- [Prompt]: Say how many lines hold the string "source", and nothing more.

- [Entries supplied]:
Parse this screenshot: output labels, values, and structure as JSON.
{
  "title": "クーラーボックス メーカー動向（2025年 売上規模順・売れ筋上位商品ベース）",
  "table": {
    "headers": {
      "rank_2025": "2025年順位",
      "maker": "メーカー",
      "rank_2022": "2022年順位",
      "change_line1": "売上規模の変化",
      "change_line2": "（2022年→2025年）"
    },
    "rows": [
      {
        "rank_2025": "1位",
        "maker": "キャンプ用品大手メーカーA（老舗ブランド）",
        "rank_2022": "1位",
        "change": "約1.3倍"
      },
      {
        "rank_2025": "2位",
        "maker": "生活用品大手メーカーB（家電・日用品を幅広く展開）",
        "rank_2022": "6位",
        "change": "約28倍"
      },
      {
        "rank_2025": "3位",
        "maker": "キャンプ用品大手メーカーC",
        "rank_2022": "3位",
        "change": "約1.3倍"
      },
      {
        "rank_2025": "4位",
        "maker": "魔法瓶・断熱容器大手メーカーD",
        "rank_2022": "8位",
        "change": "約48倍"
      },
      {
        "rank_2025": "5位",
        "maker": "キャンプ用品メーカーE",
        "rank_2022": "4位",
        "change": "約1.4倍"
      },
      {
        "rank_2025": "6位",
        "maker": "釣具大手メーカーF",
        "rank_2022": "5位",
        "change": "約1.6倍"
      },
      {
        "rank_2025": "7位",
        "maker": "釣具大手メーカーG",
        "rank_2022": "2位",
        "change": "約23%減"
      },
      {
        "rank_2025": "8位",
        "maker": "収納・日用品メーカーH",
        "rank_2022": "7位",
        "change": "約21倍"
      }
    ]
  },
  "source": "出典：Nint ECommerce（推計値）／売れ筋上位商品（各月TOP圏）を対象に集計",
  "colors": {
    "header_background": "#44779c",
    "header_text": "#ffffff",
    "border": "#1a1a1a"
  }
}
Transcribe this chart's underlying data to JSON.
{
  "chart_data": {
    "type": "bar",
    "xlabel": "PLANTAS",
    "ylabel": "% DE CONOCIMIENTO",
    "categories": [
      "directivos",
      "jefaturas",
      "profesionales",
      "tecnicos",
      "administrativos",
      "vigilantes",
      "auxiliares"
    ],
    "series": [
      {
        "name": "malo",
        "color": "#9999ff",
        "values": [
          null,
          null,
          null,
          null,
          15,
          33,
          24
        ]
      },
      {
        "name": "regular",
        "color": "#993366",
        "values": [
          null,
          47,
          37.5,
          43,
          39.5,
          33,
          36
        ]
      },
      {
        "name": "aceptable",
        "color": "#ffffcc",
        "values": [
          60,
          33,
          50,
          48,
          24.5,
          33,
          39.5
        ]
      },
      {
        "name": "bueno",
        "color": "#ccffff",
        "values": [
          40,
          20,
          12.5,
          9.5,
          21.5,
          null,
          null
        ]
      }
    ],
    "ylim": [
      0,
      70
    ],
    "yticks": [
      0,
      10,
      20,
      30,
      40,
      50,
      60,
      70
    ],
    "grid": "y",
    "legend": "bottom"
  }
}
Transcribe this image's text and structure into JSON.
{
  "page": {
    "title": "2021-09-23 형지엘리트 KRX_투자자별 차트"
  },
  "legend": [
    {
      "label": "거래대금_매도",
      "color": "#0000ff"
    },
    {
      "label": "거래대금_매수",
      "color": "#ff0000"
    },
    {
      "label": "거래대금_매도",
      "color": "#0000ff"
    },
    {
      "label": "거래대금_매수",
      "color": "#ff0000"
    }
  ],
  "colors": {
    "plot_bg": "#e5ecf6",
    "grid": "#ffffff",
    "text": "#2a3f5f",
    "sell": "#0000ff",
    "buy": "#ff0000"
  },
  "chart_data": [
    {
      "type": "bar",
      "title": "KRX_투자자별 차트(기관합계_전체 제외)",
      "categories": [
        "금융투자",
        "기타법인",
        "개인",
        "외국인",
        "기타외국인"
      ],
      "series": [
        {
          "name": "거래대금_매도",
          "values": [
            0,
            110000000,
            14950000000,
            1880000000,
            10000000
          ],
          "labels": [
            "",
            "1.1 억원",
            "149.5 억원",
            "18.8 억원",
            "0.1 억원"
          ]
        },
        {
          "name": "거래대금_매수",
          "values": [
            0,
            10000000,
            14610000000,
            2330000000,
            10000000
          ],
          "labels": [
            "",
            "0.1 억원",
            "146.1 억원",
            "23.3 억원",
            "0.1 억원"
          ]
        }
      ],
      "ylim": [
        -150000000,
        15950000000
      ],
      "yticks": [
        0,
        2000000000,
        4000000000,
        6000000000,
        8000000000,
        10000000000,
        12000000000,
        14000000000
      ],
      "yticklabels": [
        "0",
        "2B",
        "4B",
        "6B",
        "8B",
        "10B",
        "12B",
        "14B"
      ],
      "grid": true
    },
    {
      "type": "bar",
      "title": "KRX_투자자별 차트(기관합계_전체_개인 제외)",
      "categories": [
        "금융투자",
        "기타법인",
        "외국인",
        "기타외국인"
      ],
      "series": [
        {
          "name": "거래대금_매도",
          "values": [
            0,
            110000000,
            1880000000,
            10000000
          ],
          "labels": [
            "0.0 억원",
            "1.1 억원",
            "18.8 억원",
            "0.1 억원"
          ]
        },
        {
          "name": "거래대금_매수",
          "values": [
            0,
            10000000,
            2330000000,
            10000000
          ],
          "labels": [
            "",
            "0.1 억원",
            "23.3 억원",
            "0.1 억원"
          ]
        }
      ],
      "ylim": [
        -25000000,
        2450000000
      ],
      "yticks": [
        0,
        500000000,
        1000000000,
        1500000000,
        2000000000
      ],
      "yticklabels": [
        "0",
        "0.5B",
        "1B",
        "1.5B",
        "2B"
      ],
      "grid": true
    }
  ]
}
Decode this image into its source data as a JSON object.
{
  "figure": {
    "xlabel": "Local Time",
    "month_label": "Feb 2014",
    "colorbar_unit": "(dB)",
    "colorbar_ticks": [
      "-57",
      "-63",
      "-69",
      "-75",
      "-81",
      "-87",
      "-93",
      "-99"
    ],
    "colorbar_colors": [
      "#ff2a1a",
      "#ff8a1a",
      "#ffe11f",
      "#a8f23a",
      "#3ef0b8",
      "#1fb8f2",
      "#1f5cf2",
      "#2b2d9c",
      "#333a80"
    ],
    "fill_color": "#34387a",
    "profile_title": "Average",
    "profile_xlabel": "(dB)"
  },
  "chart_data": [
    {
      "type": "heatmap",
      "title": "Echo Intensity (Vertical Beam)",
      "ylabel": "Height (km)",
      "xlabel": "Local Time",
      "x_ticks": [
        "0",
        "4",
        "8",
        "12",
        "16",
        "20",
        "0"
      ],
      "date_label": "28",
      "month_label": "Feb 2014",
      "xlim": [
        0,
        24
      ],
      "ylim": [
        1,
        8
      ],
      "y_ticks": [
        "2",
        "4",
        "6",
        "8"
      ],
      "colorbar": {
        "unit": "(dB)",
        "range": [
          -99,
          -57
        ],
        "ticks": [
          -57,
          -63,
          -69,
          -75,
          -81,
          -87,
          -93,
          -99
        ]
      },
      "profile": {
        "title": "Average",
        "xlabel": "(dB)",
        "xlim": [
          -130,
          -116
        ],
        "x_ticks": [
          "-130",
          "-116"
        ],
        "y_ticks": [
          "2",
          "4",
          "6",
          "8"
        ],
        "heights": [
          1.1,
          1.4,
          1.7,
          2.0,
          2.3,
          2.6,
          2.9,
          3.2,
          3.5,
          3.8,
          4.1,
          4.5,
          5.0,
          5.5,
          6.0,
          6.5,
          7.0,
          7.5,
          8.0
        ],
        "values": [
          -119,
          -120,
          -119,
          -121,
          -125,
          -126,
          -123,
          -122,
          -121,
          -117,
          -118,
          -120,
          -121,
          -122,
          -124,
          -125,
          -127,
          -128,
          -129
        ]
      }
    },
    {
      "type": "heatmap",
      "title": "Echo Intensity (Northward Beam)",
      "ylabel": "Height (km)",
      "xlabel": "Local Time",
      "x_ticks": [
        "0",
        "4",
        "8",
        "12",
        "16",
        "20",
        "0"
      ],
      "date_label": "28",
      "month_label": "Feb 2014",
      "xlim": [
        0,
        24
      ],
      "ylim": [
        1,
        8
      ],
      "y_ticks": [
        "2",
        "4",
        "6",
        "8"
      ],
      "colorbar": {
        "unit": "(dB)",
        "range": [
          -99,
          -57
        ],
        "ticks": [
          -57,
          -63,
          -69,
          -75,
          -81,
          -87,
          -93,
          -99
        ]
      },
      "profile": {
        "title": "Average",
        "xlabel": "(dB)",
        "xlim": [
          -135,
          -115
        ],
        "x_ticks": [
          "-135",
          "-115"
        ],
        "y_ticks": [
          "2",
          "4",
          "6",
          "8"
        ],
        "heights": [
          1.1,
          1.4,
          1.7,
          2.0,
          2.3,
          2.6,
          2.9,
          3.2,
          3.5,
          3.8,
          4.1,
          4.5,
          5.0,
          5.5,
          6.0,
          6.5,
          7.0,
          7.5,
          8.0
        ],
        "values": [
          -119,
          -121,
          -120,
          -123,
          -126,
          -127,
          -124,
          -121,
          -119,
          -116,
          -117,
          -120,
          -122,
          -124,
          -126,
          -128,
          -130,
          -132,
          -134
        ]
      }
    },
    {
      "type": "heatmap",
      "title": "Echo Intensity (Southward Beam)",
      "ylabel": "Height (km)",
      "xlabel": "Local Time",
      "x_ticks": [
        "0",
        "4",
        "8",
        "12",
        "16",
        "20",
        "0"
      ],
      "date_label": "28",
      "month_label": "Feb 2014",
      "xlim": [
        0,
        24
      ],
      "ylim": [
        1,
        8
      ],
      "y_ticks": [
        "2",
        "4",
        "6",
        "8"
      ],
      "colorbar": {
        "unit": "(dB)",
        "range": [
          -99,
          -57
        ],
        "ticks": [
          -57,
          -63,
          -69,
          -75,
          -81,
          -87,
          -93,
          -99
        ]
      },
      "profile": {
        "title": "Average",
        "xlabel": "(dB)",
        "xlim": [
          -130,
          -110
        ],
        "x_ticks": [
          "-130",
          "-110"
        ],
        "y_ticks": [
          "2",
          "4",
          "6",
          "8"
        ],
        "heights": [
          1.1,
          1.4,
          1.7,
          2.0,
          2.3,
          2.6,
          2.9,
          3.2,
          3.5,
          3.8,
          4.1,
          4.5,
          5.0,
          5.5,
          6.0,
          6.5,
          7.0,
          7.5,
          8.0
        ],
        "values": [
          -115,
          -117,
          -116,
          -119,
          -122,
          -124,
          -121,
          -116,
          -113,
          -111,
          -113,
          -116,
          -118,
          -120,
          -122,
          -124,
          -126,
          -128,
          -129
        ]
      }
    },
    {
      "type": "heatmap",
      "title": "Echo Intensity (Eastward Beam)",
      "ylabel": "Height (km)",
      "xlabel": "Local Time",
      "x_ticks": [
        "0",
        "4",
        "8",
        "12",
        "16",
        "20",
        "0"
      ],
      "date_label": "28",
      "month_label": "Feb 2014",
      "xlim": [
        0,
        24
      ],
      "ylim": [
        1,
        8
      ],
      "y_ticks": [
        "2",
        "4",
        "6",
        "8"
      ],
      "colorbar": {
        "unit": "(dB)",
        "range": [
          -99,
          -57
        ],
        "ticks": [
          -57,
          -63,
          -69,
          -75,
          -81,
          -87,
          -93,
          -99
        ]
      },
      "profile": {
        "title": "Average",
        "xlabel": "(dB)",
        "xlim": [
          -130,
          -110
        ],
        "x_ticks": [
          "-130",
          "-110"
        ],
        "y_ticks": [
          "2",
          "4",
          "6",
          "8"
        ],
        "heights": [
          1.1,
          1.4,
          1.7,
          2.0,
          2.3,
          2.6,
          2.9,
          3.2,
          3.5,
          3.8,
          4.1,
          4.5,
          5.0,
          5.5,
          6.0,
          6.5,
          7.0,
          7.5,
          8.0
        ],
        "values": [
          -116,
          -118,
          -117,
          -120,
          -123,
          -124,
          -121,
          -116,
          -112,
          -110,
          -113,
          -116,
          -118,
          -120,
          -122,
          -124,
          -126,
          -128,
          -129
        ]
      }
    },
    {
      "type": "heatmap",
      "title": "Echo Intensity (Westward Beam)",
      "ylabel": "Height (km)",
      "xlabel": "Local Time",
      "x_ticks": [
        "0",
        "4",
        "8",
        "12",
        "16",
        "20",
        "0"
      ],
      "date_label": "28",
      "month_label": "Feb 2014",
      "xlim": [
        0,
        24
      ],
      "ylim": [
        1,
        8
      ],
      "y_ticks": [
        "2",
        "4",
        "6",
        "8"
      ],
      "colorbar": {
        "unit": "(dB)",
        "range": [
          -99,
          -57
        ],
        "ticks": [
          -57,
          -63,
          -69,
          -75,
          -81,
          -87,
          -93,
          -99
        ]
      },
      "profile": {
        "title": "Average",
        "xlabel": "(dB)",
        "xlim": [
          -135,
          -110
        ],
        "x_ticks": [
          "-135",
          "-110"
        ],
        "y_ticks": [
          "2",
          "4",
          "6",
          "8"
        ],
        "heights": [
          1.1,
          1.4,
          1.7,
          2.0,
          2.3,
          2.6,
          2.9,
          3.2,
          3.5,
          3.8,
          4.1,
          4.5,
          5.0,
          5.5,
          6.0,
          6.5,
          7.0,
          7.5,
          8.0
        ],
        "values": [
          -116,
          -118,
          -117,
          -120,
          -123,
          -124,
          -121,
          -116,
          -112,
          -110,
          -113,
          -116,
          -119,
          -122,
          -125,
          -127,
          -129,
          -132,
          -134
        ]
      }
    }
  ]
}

- [Task result]: 2